Records about charts and figures:
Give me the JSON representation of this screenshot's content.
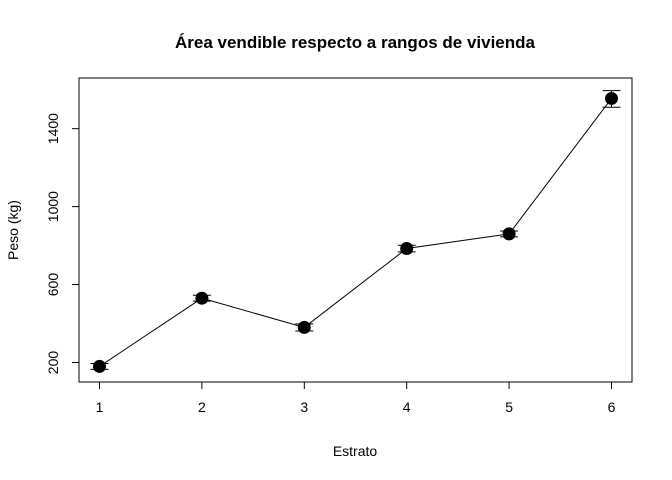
{
  "chart_data": {
    "type": "line",
    "title": "Área vendible respecto a rangos de vivienda",
    "xlabel": "Estrato",
    "ylabel": "Peso (kg)",
    "x": [
      1,
      2,
      3,
      4,
      5,
      6
    ],
    "series": [
      {
        "values": [
          180,
          530,
          380,
          785,
          860,
          1555
        ],
        "lower": [
          165,
          515,
          362,
          768,
          845,
          1510
        ],
        "upper": [
          195,
          545,
          398,
          802,
          875,
          1595
        ]
      }
    ],
    "xticks": [
      1,
      2,
      3,
      4,
      5,
      6
    ],
    "yticks": [
      200,
      600,
      1000,
      1400
    ],
    "xlim": [
      0.8,
      6.2
    ],
    "ylim": [
      100,
      1660
    ],
    "grid": false,
    "legend": "none",
    "colors": {
      "line": "#000000",
      "marker": "#000000"
    }
  }
}
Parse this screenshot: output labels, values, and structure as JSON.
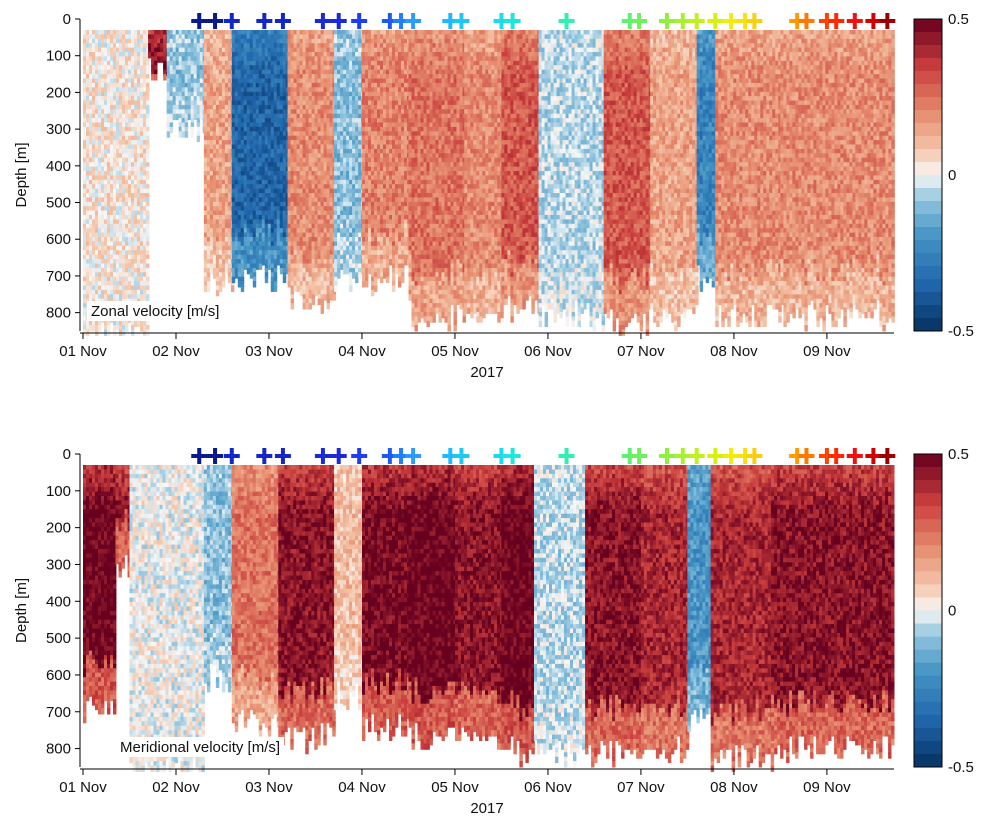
{
  "chart_data": [
    {
      "type": "heatmap",
      "label": "Zonal velocity [m/s]",
      "ylabel": "Depth [m]",
      "xlabel": "2017",
      "x_ticks": [
        "01 Nov",
        "02 Nov",
        "03 Nov",
        "04 Nov",
        "05 Nov",
        "06 Nov",
        "07 Nov",
        "08 Nov",
        "09 Nov"
      ],
      "y_ticks": [
        "0",
        "100",
        "200",
        "300",
        "400",
        "500",
        "600",
        "700",
        "800"
      ],
      "ylim": [
        850,
        0
      ],
      "xlim_days": [
        1.0,
        9.7
      ],
      "colorbar": {
        "min": -0.5,
        "max": 0.5,
        "ticks": [
          "0.5",
          "0",
          "-0.5"
        ]
      },
      "segments": [
        {
          "t0": 1.0,
          "t1": 1.7,
          "v": 0.03,
          "max_depth": 850
        },
        {
          "t0": 1.7,
          "t1": 1.9,
          "v": 0.5,
          "max_depth": 130
        },
        {
          "t0": 1.9,
          "t1": 2.3,
          "v": -0.1,
          "max_depth": 300
        },
        {
          "t0": 2.3,
          "t1": 2.6,
          "v": 0.15,
          "max_depth": 700
        },
        {
          "t0": 2.6,
          "t1": 3.2,
          "v": -0.35,
          "max_depth": 700
        },
        {
          "t0": 3.2,
          "t1": 3.7,
          "v": 0.2,
          "max_depth": 760
        },
        {
          "t0": 3.7,
          "t1": 4.0,
          "v": -0.1,
          "max_depth": 700
        },
        {
          "t0": 4.0,
          "t1": 4.5,
          "v": 0.22,
          "max_depth": 700
        },
        {
          "t0": 4.5,
          "t1": 5.1,
          "v": 0.25,
          "max_depth": 800
        },
        {
          "t0": 5.1,
          "t1": 5.5,
          "v": 0.2,
          "max_depth": 800
        },
        {
          "t0": 5.5,
          "t1": 5.9,
          "v": 0.3,
          "max_depth": 780
        },
        {
          "t0": 5.9,
          "t1": 6.6,
          "v": -0.05,
          "max_depth": 800
        },
        {
          "t0": 6.6,
          "t1": 7.1,
          "v": 0.3,
          "max_depth": 820
        },
        {
          "t0": 7.1,
          "t1": 7.6,
          "v": 0.15,
          "max_depth": 800
        },
        {
          "t0": 7.6,
          "t1": 7.8,
          "v": -0.25,
          "max_depth": 700
        },
        {
          "t0": 7.8,
          "t1": 8.5,
          "v": 0.2,
          "max_depth": 800
        },
        {
          "t0": 8.5,
          "t1": 9.7,
          "v": 0.2,
          "max_depth": 800
        }
      ]
    },
    {
      "type": "heatmap",
      "label": "Meridional velocity [m/s]",
      "ylabel": "Depth [m]",
      "xlabel": "2017",
      "x_ticks": [
        "01 Nov",
        "02 Nov",
        "03 Nov",
        "04 Nov",
        "05 Nov",
        "06 Nov",
        "07 Nov",
        "08 Nov",
        "09 Nov"
      ],
      "y_ticks": [
        "0",
        "100",
        "200",
        "300",
        "400",
        "500",
        "600",
        "700",
        "800"
      ],
      "ylim": [
        850,
        0
      ],
      "xlim_days": [
        1.0,
        9.7
      ],
      "colorbar": {
        "min": -0.5,
        "max": 0.5,
        "ticks": [
          "0.5",
          "0",
          "-0.5"
        ]
      },
      "segments": [
        {
          "t0": 1.0,
          "t1": 1.35,
          "v": 0.5,
          "max_depth": 690
        },
        {
          "t0": 1.35,
          "t1": 1.5,
          "v": 0.45,
          "max_depth": 300
        },
        {
          "t0": 1.5,
          "t1": 2.3,
          "v": 0.0,
          "max_depth": 850
        },
        {
          "t0": 2.3,
          "t1": 2.6,
          "v": -0.1,
          "max_depth": 600
        },
        {
          "t0": 2.6,
          "t1": 3.1,
          "v": 0.25,
          "max_depth": 720
        },
        {
          "t0": 3.1,
          "t1": 3.7,
          "v": 0.45,
          "max_depth": 760
        },
        {
          "t0": 3.7,
          "t1": 4.0,
          "v": 0.1,
          "max_depth": 650
        },
        {
          "t0": 4.0,
          "t1": 4.5,
          "v": 0.48,
          "max_depth": 740
        },
        {
          "t0": 4.5,
          "t1": 5.0,
          "v": 0.5,
          "max_depth": 760
        },
        {
          "t0": 5.0,
          "t1": 5.5,
          "v": 0.45,
          "max_depth": 750
        },
        {
          "t0": 5.5,
          "t1": 5.85,
          "v": 0.5,
          "max_depth": 800
        },
        {
          "t0": 5.85,
          "t1": 6.4,
          "v": -0.05,
          "max_depth": 800
        },
        {
          "t0": 6.4,
          "t1": 7.0,
          "v": 0.45,
          "max_depth": 800
        },
        {
          "t0": 7.0,
          "t1": 7.5,
          "v": 0.4,
          "max_depth": 800
        },
        {
          "t0": 7.5,
          "t1": 7.75,
          "v": -0.2,
          "max_depth": 700
        },
        {
          "t0": 7.75,
          "t1": 8.4,
          "v": 0.4,
          "max_depth": 820
        },
        {
          "t0": 8.4,
          "t1": 9.7,
          "v": 0.45,
          "max_depth": 790
        }
      ]
    }
  ],
  "markers": {
    "symbol": "+",
    "items": [
      {
        "t": 2.25,
        "color": "#0a1a8a"
      },
      {
        "t": 2.42,
        "color": "#0a1a8a"
      },
      {
        "t": 2.6,
        "color": "#1326c8"
      },
      {
        "t": 2.95,
        "color": "#1326c8"
      },
      {
        "t": 3.15,
        "color": "#1326c8"
      },
      {
        "t": 3.58,
        "color": "#1a2ad8"
      },
      {
        "t": 3.75,
        "color": "#1a2ad8"
      },
      {
        "t": 3.97,
        "color": "#1f3ef0"
      },
      {
        "t": 4.3,
        "color": "#1f5af0"
      },
      {
        "t": 4.42,
        "color": "#2080ff"
      },
      {
        "t": 4.55,
        "color": "#2a9cff"
      },
      {
        "t": 4.95,
        "color": "#20b8ff"
      },
      {
        "t": 5.07,
        "color": "#20c8f0"
      },
      {
        "t": 5.5,
        "color": "#1cdcec"
      },
      {
        "t": 5.62,
        "color": "#1ce6de"
      },
      {
        "t": 6.2,
        "color": "#30f0b0"
      },
      {
        "t": 6.88,
        "color": "#60f070"
      },
      {
        "t": 6.98,
        "color": "#70f060"
      },
      {
        "t": 7.28,
        "color": "#90f040"
      },
      {
        "t": 7.45,
        "color": "#a8f030"
      },
      {
        "t": 7.6,
        "color": "#c0f020"
      },
      {
        "t": 7.8,
        "color": "#d8f010"
      },
      {
        "t": 7.97,
        "color": "#f0ec10"
      },
      {
        "t": 8.12,
        "color": "#f8e010"
      },
      {
        "t": 8.22,
        "color": "#f8d010"
      },
      {
        "t": 8.68,
        "color": "#ff9a00"
      },
      {
        "t": 8.78,
        "color": "#ff7800"
      },
      {
        "t": 9.0,
        "color": "#ff4400"
      },
      {
        "t": 9.1,
        "color": "#ff2a00"
      },
      {
        "t": 9.3,
        "color": "#f01010"
      },
      {
        "t": 9.5,
        "color": "#d00000"
      },
      {
        "t": 9.65,
        "color": "#9a0000"
      }
    ]
  }
}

_What to work on_
Every line above that contains the word "values" should be reported.

_Finished exercise_
        "values": [
Parse this screenshot: output labels, values, and structure as JSON.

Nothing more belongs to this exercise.